Objective
Repeat the material exactly as it appears.

Extracted records:
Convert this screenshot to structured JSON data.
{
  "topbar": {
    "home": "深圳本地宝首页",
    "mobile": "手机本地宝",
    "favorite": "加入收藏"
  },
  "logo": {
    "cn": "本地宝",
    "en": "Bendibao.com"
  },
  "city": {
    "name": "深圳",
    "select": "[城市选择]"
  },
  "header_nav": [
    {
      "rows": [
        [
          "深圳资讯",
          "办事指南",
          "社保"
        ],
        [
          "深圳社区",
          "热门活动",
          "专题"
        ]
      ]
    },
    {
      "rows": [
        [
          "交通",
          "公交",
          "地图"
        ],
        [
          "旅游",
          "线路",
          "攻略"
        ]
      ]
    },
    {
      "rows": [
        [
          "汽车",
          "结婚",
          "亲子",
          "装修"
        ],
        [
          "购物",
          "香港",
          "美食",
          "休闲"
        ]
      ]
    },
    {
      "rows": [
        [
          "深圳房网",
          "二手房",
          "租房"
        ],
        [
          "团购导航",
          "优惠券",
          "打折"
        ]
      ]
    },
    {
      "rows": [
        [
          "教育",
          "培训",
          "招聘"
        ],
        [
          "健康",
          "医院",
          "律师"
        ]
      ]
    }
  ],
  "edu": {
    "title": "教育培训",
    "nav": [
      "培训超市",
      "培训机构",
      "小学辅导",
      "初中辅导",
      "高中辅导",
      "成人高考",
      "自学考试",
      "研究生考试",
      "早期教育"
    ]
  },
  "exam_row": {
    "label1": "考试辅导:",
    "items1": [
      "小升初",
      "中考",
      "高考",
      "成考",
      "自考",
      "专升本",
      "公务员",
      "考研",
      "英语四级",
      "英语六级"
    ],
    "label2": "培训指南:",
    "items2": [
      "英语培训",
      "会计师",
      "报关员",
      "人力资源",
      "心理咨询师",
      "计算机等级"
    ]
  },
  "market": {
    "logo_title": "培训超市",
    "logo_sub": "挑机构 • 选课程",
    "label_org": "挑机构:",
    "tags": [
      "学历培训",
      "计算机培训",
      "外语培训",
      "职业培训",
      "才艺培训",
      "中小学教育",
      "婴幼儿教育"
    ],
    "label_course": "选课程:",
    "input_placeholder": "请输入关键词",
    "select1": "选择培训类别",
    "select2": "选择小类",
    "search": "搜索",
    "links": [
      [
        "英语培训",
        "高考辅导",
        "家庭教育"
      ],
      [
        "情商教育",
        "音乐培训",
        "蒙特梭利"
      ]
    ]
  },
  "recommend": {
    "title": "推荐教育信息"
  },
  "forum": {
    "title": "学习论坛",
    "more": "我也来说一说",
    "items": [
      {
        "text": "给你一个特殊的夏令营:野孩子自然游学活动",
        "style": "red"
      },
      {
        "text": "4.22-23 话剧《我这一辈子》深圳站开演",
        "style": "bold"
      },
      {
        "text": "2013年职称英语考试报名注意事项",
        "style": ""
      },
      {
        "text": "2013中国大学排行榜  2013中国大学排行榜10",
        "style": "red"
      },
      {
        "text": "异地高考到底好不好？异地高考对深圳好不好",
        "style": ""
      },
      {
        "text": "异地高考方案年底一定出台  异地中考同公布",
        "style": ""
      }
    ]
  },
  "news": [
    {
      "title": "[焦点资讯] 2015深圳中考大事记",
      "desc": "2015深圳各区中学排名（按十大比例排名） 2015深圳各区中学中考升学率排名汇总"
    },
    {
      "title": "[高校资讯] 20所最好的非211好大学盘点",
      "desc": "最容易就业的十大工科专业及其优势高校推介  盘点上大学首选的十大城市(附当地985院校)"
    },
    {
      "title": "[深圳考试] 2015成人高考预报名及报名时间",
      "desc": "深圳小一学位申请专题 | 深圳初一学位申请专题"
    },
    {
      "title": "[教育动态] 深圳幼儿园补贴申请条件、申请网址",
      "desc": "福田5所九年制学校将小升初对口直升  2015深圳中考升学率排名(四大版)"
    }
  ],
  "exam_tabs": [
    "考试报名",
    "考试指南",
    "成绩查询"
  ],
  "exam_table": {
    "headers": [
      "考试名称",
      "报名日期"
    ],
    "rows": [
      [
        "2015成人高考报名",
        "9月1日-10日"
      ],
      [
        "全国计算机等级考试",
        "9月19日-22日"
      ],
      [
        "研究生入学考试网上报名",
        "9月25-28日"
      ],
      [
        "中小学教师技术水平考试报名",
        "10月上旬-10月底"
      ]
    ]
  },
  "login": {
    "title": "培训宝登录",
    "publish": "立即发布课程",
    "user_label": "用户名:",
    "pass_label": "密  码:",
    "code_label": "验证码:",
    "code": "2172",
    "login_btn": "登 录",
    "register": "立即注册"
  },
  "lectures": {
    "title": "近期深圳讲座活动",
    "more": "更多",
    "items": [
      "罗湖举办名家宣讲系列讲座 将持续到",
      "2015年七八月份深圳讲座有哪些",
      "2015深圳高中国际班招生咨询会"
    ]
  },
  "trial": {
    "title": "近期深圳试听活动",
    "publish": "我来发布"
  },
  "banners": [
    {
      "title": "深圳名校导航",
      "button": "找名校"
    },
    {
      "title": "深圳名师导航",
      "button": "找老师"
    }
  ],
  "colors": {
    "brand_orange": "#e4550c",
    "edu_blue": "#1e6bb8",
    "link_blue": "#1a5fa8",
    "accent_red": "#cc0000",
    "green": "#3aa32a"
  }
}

The output
Convert this screenshot to structured JSON data.
{
  "topbar": {
    "home": "深圳本地宝首页",
    "mobile": "手机本地宝",
    "favorite": "加入收藏"
  },
  "logo": {
    "cn": "本地宝",
    "en": "Bendibao.com"
  },
  "city": {
    "name": "深圳",
    "select": "[城市选择]"
  },
  "header_nav": [
    {
      "rows": [
        [
          "深圳资讯",
          "办事指南",
          "社保"
        ],
        [
          "深圳社区",
          "热门活动",
          "专题"
        ]
      ]
    },
    {
      "rows": [
        [
          "交通",
          "公交",
          "地图"
        ],
        [
          "旅游",
          "线路",
          "攻略"
        ]
      ]
    },
    {
      "rows": [
        [
          "汽车",
          "结婚",
          "亲子",
          "装修"
        ],
        [
          "购物",
          "香港",
          "美食",
          "休闲"
        ]
      ]
    },
    {
      "rows": [
        [
          "深圳房网",
          "二手房",
          "租房"
        ],
        [
          "团购导航",
          "优惠券",
          "打折"
        ]
      ]
    },
    {
      "rows": [
        [
          "教育",
          "培训",
          "招聘"
        ],
        [
          "健康",
          "医院",
          "律师"
        ]
      ]
    }
  ],
  "edu": {
    "title": "教育培训",
    "nav": [
      "培训超市",
      "培训机构",
      "小学辅导",
      "初中辅导",
      "高中辅导",
      "成人高考",
      "自学考试",
      "研究生考试",
      "早期教育"
    ]
  },
  "exam_row": {
    "label1": "考试辅导:",
    "items1": [
      "小升初",
      "中考",
      "高考",
      "成考",
      "自考",
      "专升本",
      "公务员",
      "考研",
      "英语四级",
      "英语六级"
    ],
    "label2": "培训指南:",
    "items2": [
      "英语培训",
      "会计师",
      "报关员",
      "人力资源",
      "心理咨询师",
      "计算机等级"
    ]
  },
  "market": {
    "logo_title": "培训超市",
    "logo_sub": "挑机构 • 选课程",
    "label_org": "挑机构:",
    "tags": [
      "学历培训",
      "计算机培训",
      "外语培训",
      "职业培训",
      "才艺培训",
      "中小学教育",
      "婴幼儿教育"
    ],
    "label_course": "选课程:",
    "input_placeholder": "请输入关键词",
    "select1": "选择培训类别",
    "select2": "选择小类",
    "search": "搜索",
    "links": [
      [
        "英语培训",
        "高考辅导",
        "家庭教育"
      ],
      [
        "情商教育",
        "音乐培训",
        "蒙特梭利"
      ]
    ]
  },
  "recommend": {
    "title": "推荐教育信息"
  },
  "forum": {
    "title": "学习论坛",
    "more": "我也来说一说",
    "items": [
      {
        "text": "给你一个特殊的夏令营:野孩子自然游学活动",
        "style": "red"
      },
      {
        "text": "4.22-23 话剧《我这一辈子》深圳站开演",
        "style": "bold"
      },
      {
        "text": "2013年职称英语考试报名注意事项",
        "style": ""
      },
      {
        "text": "2013中国大学排行榜  2013中国大学排行榜10",
        "style": "red"
      },
      {
        "text": "异地高考到底好不好？异地高考对深圳好不好",
        "style": ""
      },
      {
        "text": "异地高考方案年底一定出台  异地中考同公布",
        "style": ""
      }
    ]
  },
  "news": [
    {
      "title": "[焦点资讯] 2015深圳中考大事记",
      "desc": "2015深圳各区中学排名（按十大比例排名） 2015深圳各区中学中考升学率排名汇总"
    },
    {
      "title": "[高校资讯] 20所最好的非211好大学盘点",
      "desc": "最容易就业的十大工科专业及其优势高校推介  盘点上大学首选的十大城市(附当地985院校)"
    },
    {
      "title": "[深圳考试] 2015成人高考预报名及报名时间",
      "desc": "深圳小一学位申请专题 | 深圳初一学位申请专题"
    },
    {
      "title": "[教育动态] 深圳幼儿园补贴申请条件、申请网址",
      "desc": "福田5所九年制学校将小升初对口直升  2015深圳中考升学率排名(四大版)"
    }
  ],
  "exam_tabs": [
    "考试报名",
    "考试指南",
    "成绩查询"
  ],
  "exam_table": {
    "headers": [
      "考试名称",
      "报名日期"
    ],
    "rows": [
      [
        "2015成人高考报名",
        "9月1日-10日"
      ],
      [
        "全国计算机等级考试",
        "9月19日-22日"
      ],
      [
        "研究生入学考试网上报名",
        "9月25-28日"
      ],
      [
        "中小学教师技术水平考试报名",
        "10月上旬-10月底"
      ]
    ]
  },
  "login": {
    "title": "培训宝登录",
    "publish": "立即发布课程",
    "user_label": "用户名:",
    "pass_label": "密  码:",
    "code_label": "验证码:",
    "code": "2172",
    "login_btn": "登 录",
    "register": "立即注册"
  },
  "lectures": {
    "title": "近期深圳讲座活动",
    "more": "更多",
    "items": [
      "罗湖举办名家宣讲系列讲座 将持续到",
      "2015年七八月份深圳讲座有哪些",
      "2015深圳高中国际班招生咨询会"
    ]
  },
  "trial": {
    "title": "近期深圳试听活动",
    "publish": "我来发布"
  },
  "banners": [
    {
      "title": "深圳名校导航",
      "button": "找名校"
    },
    {
      "title": "深圳名师导航",
      "button": "找老师"
    }
  ],
  "colors": {
    "brand_orange": "#e4550c",
    "edu_blue": "#1e6bb8",
    "link_blue": "#1a5fa8",
    "accent_red": "#cc0000",
    "green": "#3aa32a"
  }
}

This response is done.